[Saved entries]
---
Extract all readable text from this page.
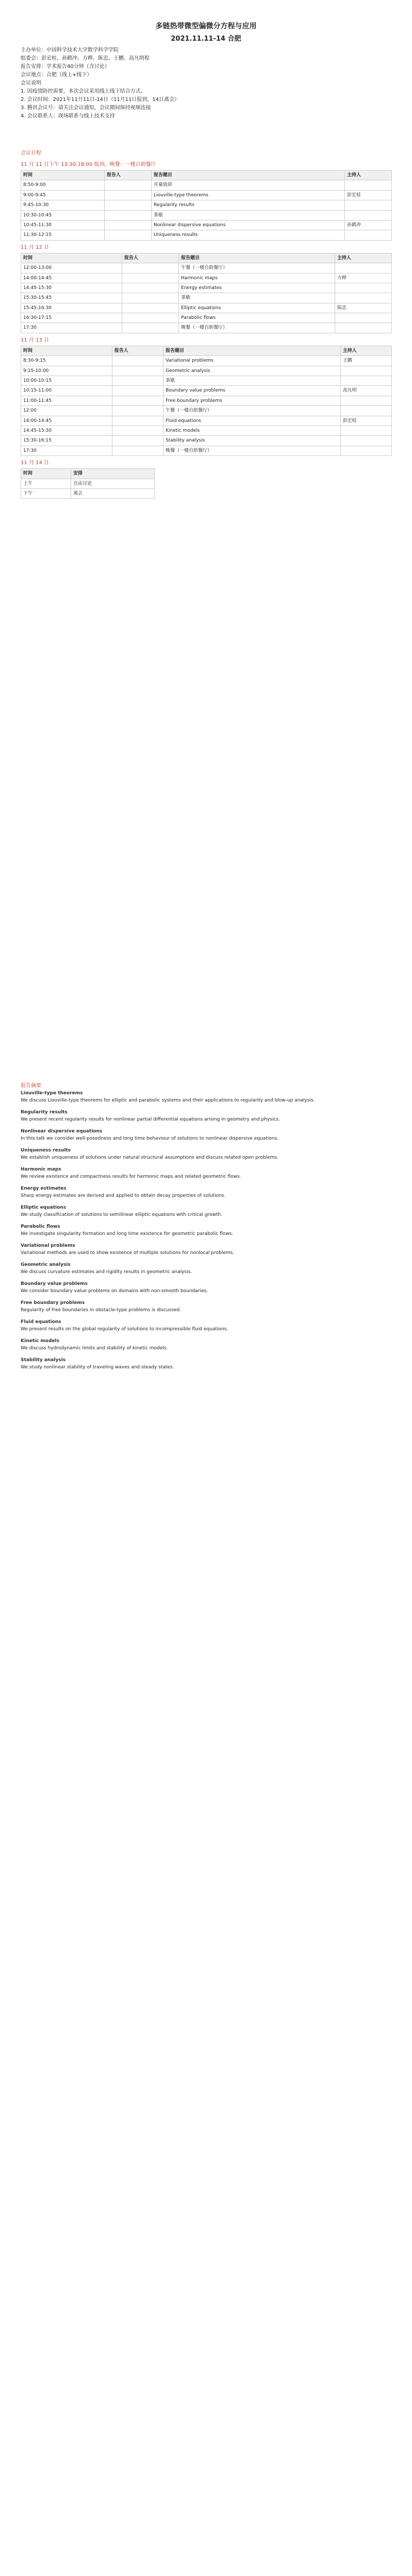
多链热带微型偏微分方程与应用
2021.11.11-14 合肥
主办单位：中国科学技术大学数学科学学院
组委会：彭宏桂、孙鹤冲、方晔、陈忠、王鹏、高凡明程
报告安排：学术报告40分钟（含讨论）
会议地点：合肥（线上+线下）
会议说明
1. 因疫情防控需要，本次会议采用线上线下结合方式。
2. 会议时间：2021年11月11日-14日（11月11日报到，14日离会）
3. 腾讯会议号：请关注会议通知，会议期间保持视频连接
4. 会议联系人：现场联系与线上技术支持
会议日程
11 月 11 日下午 13:30-18:00 报到，晚餐：一楼自助餐厅
时间	报告人	报告题目	主持人
8:50-9:00		开幕致辞	
9:00-9:45		Liouville-type theorems	彭宏桂
9:45-10:30		Regularity results	
10:30-10:45		茶歇	
10:45-11:30		Nonlinear dispersive equations	孙鹤冲
11:30-12:15		Uniqueness results	
11 月 12 日
时间	报告人	报告题目	主持人
12:00-13:00		午餐（一楼自助餐厅）	
14:00-14:45		Harmonic maps	方晔
14:45-15:30		Energy estimates	
15:30-15:45		茶歇	
15:45-16:30		Elliptic equations	陈忠
16:30-17:15		Parabolic flows	
17:30		晚餐（一楼自助餐厅）	
11 月 13 日
时间	报告人	报告题目	主持人
8:30-9:15		Variational problems	王鹏
9:15-10:00		Geometric analysis	
10:00-10:15		茶歇	
10:15-11:00		Boundary value problems	高凡明
11:00-11:45		Free boundary problems	
12:00		午餐（一楼自助餐厅）	
14:00-14:45		Fluid equations	彭宏桂
14:45-15:30		Kinetic models	
15:30-16:15		Stability analysis	
17:30		晚餐（一楼自助餐厅）	
11 月 14 日
时间	安排
上午	自由讨论
下午	离会
报告摘要
Liouville-type theorems
We discuss Liouville-type theorems for elliptic and parabolic systems and their applications to regularity and blow-up analysis.
Regularity results
We present recent regularity results for nonlinear partial differential equations arising in geometry and physics.
Nonlinear dispersive equations
In this talk we consider well-posedness and long time behaviour of solutions to nonlinear dispersive equations.
Uniqueness results
We establish uniqueness of solutions under natural structural assumptions and discuss related open problems.
Harmonic maps
We review existence and compactness results for harmonic maps and related geometric flows.
Energy estimates
Sharp energy estimates are derived and applied to obtain decay properties of solutions.
Elliptic equations
We study classification of solutions to semilinear elliptic equations with critical growth.
Parabolic flows
We investigate singularity formation and long time existence for geometric parabolic flows.
Variational problems
Variational methods are used to show existence of multiple solutions for nonlocal problems.
Geometric analysis
We discuss curvature estimates and rigidity results in geometric analysis.
Boundary value problems
We consider boundary value problems on domains with non-smooth boundaries.
Free boundary problems
Regularity of free boundaries in obstacle-type problems is discussed.
Fluid equations
We present results on the global regularity of solutions to incompressible fluid equations.
Kinetic models
We discuss hydrodynamic limits and stability of kinetic models.
Stability analysis
We study nonlinear stability of traveling waves and steady states.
---
■ INSTRUCTIONS FOR THE TASK: Of the lines in the material, how many hold the word "existence"? Reply with the number only.

■ WRITTEN REPLY: 3